(Records from a data collection)
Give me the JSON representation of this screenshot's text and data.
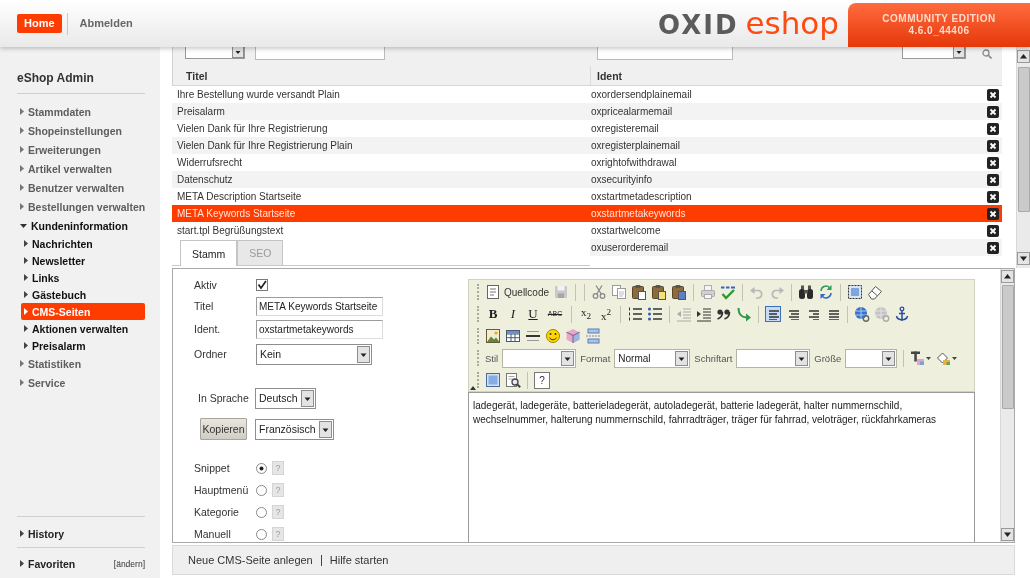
{
  "header": {
    "nav": [
      {
        "label": "Home",
        "selected": true
      },
      {
        "label": "Abmelden",
        "selected": false
      }
    ],
    "logo": {
      "brand": "OXID",
      "product": "eshop"
    },
    "edition": "COMMUNITY EDITION",
    "version": "4.6.0_44406"
  },
  "sidebar": {
    "title": "eShop Admin",
    "items": [
      {
        "label": "Stammdaten",
        "expanded": false
      },
      {
        "label": "Shopeinstellungen",
        "expanded": false
      },
      {
        "label": "Erweiterungen",
        "expanded": false
      },
      {
        "label": "Artikel verwalten",
        "expanded": false
      },
      {
        "label": "Benutzer verwalten",
        "expanded": false
      },
      {
        "label": "Bestellungen verwalten",
        "expanded": false
      },
      {
        "label": "Kundeninformation",
        "expanded": true,
        "children": [
          {
            "label": "Nachrichten",
            "selected": false
          },
          {
            "label": "Newsletter",
            "selected": false
          },
          {
            "label": "Links",
            "selected": false
          },
          {
            "label": "Gästebuch",
            "selected": false
          },
          {
            "label": "CMS-Seiten",
            "selected": true
          },
          {
            "label": "Aktionen verwalten",
            "selected": false
          },
          {
            "label": "Preisalarm",
            "selected": false
          }
        ]
      },
      {
        "label": "Statistiken",
        "expanded": false
      },
      {
        "label": "Service",
        "expanded": false
      }
    ],
    "history": {
      "label": "History",
      "expanded": false
    },
    "favorites": {
      "label": "Favoriten",
      "expanded": false,
      "edit_link": "[ändern]"
    }
  },
  "list": {
    "columns": [
      "Titel",
      "Ident"
    ],
    "rows": [
      {
        "title": "Ihre Bestellung wurde versandt Plain",
        "ident": "oxordersendplainemail",
        "selected": false
      },
      {
        "title": "Preisalarm",
        "ident": "oxpricealarmemail",
        "selected": false
      },
      {
        "title": "Vielen Dank für Ihre Registrierung",
        "ident": "oxregisteremail",
        "selected": false
      },
      {
        "title": "Vielen Dank für Ihre Registrierung Plain",
        "ident": "oxregisterplainemail",
        "selected": false
      },
      {
        "title": "Widerrufsrecht",
        "ident": "oxrightofwithdrawal",
        "selected": false
      },
      {
        "title": "Datenschutz",
        "ident": "oxsecurityinfo",
        "selected": false
      },
      {
        "title": "META Description Startseite",
        "ident": "oxstartmetadescription",
        "selected": false
      },
      {
        "title": "META Keywords Startseite",
        "ident": "oxstartmetakeywords",
        "selected": true
      },
      {
        "title": "start.tpl Begrüßungstext",
        "ident": "oxstartwelcome",
        "selected": false
      },
      {
        "ident": "oxuserorderemail",
        "selected": false
      }
    ]
  },
  "tabs": [
    {
      "label": "Stamm",
      "selected": true
    },
    {
      "label": "SEO",
      "selected": false
    }
  ],
  "form": {
    "fields": [
      {
        "kind": "checkbox",
        "label": "Aktiv",
        "checked": true
      },
      {
        "kind": "text",
        "label": "Titel",
        "value": "META Keywords Startseite"
      },
      {
        "kind": "text",
        "label": "Ident.",
        "value": "oxstartmetakeywords"
      },
      {
        "kind": "select",
        "label": "Ordner",
        "value": "Kein"
      }
    ],
    "language": {
      "label": "In Sprache",
      "value": "Deutsch"
    },
    "copy": {
      "button": "Kopieren",
      "target": "Französisch"
    },
    "types": [
      {
        "label": "Snippet",
        "selected": true,
        "help": "?"
      },
      {
        "label": "Hauptmenü",
        "selected": false,
        "help": "?"
      },
      {
        "label": "Kategorie",
        "selected": false,
        "help": "?"
      },
      {
        "label": "Manuell",
        "selected": false,
        "help": "?"
      }
    ]
  },
  "editor": {
    "source_button": "Quellcode",
    "style_buttons": [
      {
        "kind": "bold",
        "label": "B"
      },
      {
        "kind": "italic",
        "label": "I"
      },
      {
        "kind": "underline",
        "label": "U"
      },
      {
        "kind": "strike",
        "label": "ABC"
      }
    ],
    "script_buttons": [
      "x$_{2}$",
      "x$^{2}$"
    ],
    "align_buttons": [
      {
        "selected": true
      },
      {
        "selected": false
      },
      {
        "selected": false
      },
      {
        "selected": false
      }
    ],
    "dropdowns": [
      {
        "label": "Stil"
      },
      {
        "label": "Format",
        "value": "Normal"
      },
      {
        "label": "Schriftart"
      },
      {
        "label": "Größe"
      }
    ],
    "about_button": "?",
    "content": "ladegerät, ladegeräte, batterieladegerät, autoladegerät, batterie ladegerät, halter nummernschild, wechselnummer, halterung nummernschild, fahrradträger, träger für fahrrad, veloträger, rückfahrkameras"
  },
  "footer": {
    "actions": [
      "Neue CMS-Seite anlegen",
      "Hilfe starten"
    ]
  }
}
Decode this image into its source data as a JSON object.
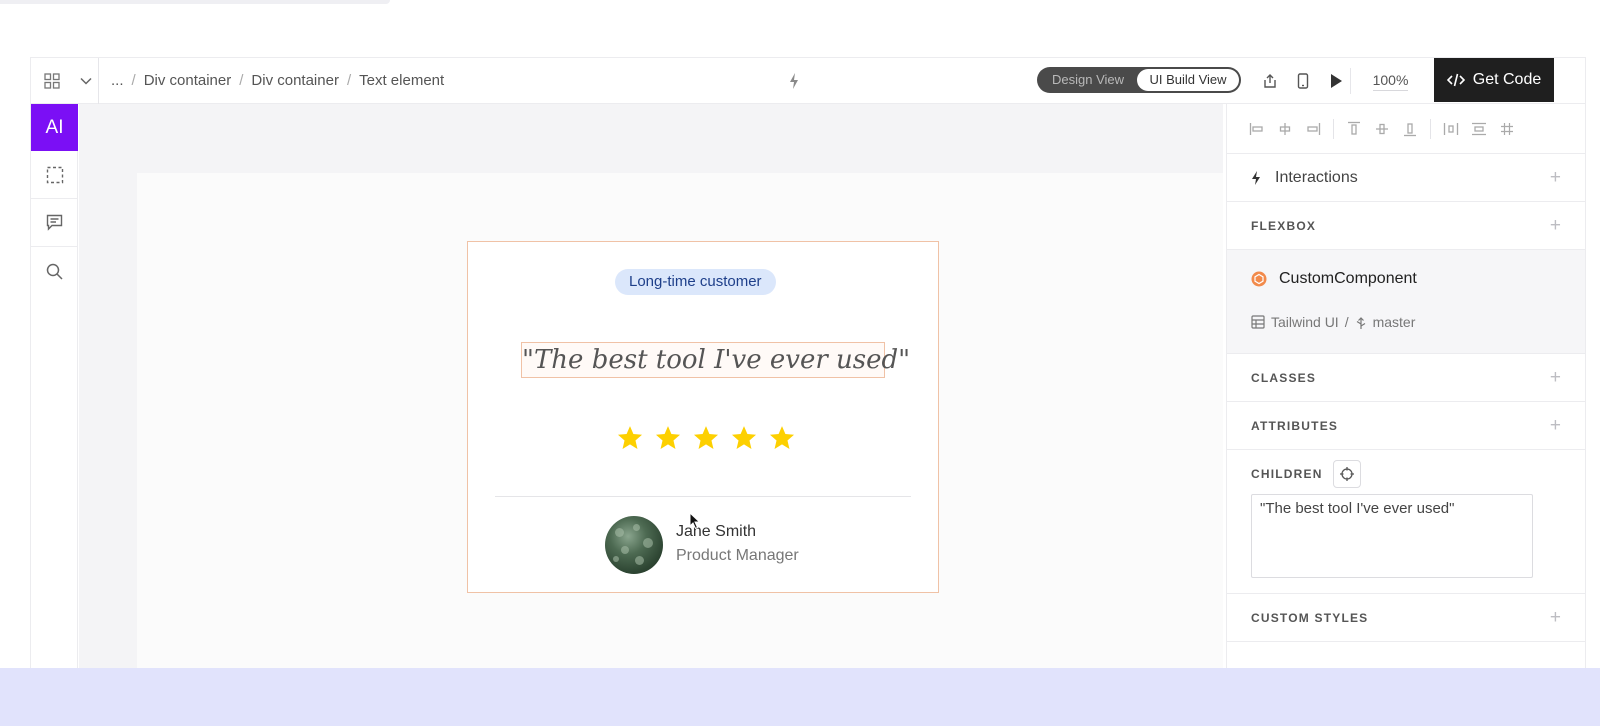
{
  "colors": {
    "ai_accent": "#7b0ff5",
    "star": "#fdd000",
    "badge_bg": "#dbe7fb",
    "badge_text": "#1e3f8a",
    "selection_outline": "#f0c2a6",
    "get_code_bg": "#1f1f1f",
    "page_band": "#e1e3fc"
  },
  "topbar": {
    "breadcrumbs": [
      "...",
      "Div container",
      "Div container",
      "Text element"
    ],
    "design_view": "Design View",
    "ui_build_view": "UI Build View",
    "zoom": "100%",
    "get_code": "Get Code"
  },
  "leftbar": {
    "ai_label": "AI",
    "icons": [
      "selection-icon",
      "comment-icon",
      "search-icon"
    ]
  },
  "card": {
    "badge": "Long-time customer",
    "quote": "\"The best tool I've ever used\"",
    "stars": 5,
    "name": "Jane Smith",
    "role": "Product Manager"
  },
  "panel": {
    "interactions": "Interactions",
    "flexbox": "FLEXBOX",
    "component_name": "CustomComponent",
    "library": "Tailwind UI",
    "branch": "master",
    "classes": "CLASSES",
    "attributes": "ATTRIBUTES",
    "children": "CHILDREN",
    "children_value": "\"The best tool I've ever used\"",
    "custom_styles": "CUSTOM STYLES"
  }
}
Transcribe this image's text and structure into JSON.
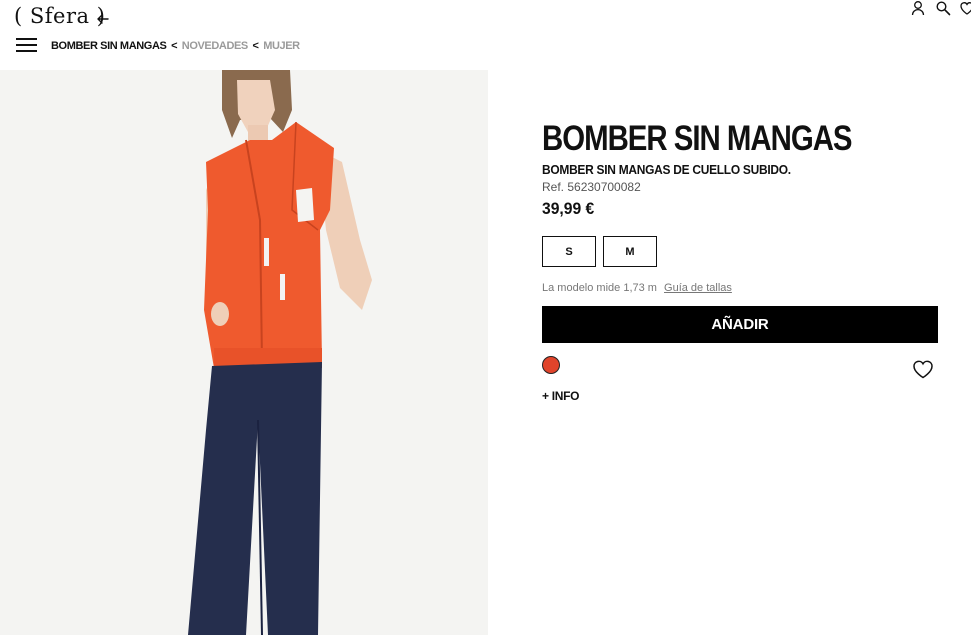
{
  "header": {
    "logo": "( Sfera )",
    "icons": [
      "arrow-left-icon",
      "user-icon",
      "search-icon",
      "heart-icon"
    ],
    "menu_icon": "hamburger-menu-icon"
  },
  "breadcrumb": {
    "current": "BOMBER SIN MANGAS",
    "separator": "<",
    "links": [
      "NOVEDADES",
      "MUJER"
    ]
  },
  "product": {
    "title": "BOMBER SIN MANGAS",
    "subtitle": "BOMBER SIN MANGAS DE CUELLO SUBIDO.",
    "ref": "Ref. 56230700082",
    "price": "39,99 €",
    "sizes": [
      "S",
      "M"
    ],
    "model_info": "La modelo mide 1,73 m",
    "size_guide": "Guía de tallas",
    "add_button": "AÑADIR",
    "color": "#e0442b",
    "more_info": "+ INFO"
  },
  "colors": {
    "accent": "#000000",
    "swatch": "#e0442b"
  }
}
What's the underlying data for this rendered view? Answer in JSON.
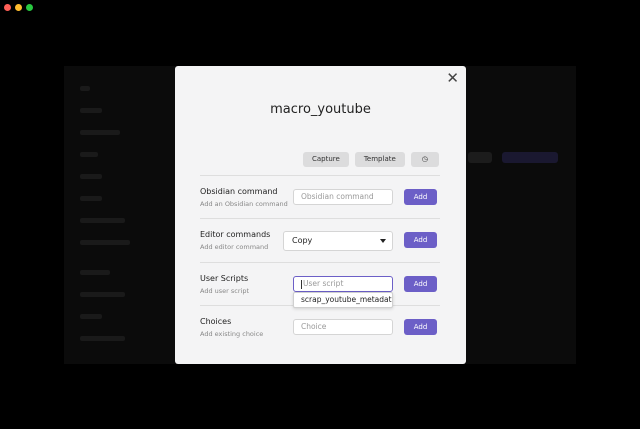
{
  "modal": {
    "title": "macro_youtube",
    "close_glyph": "✕",
    "tabs": [
      {
        "label": "Capture"
      },
      {
        "label": "Template"
      },
      {
        "label": "◷",
        "icon": "clock-icon"
      }
    ]
  },
  "commands": [
    {
      "label": "Obsidian command",
      "desc": "Add an Obsidian command",
      "placeholder": "Obsidian command",
      "button": "Add"
    },
    {
      "label": "Editor commands",
      "desc": "Add editor command",
      "selected": "Copy",
      "button": "Add"
    },
    {
      "label": "User Scripts",
      "desc": "Add user script",
      "placeholder": "User script",
      "button": "Add"
    },
    {
      "label": "Choices",
      "desc": "Add existing choice",
      "placeholder": "Choice",
      "button": "Add"
    }
  ],
  "suggestion": {
    "text": "scrap_youtube_metadata"
  },
  "colors": {
    "accent": "#6c5fc7",
    "modal_bg": "#f4f4f5"
  }
}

■ TASK INSTRUCTIONS:
From the data above, copy out every line with the string "kind" in it.

■ OUTPUT OF THE EXERCISE:
        "kind": "checkbox",
        "kind": "text",
        "kind": "text",
        "kind": "select",
        "kind": "bold",
        "kind": "italic",
        "kind": "underline",
        "kind": "strike",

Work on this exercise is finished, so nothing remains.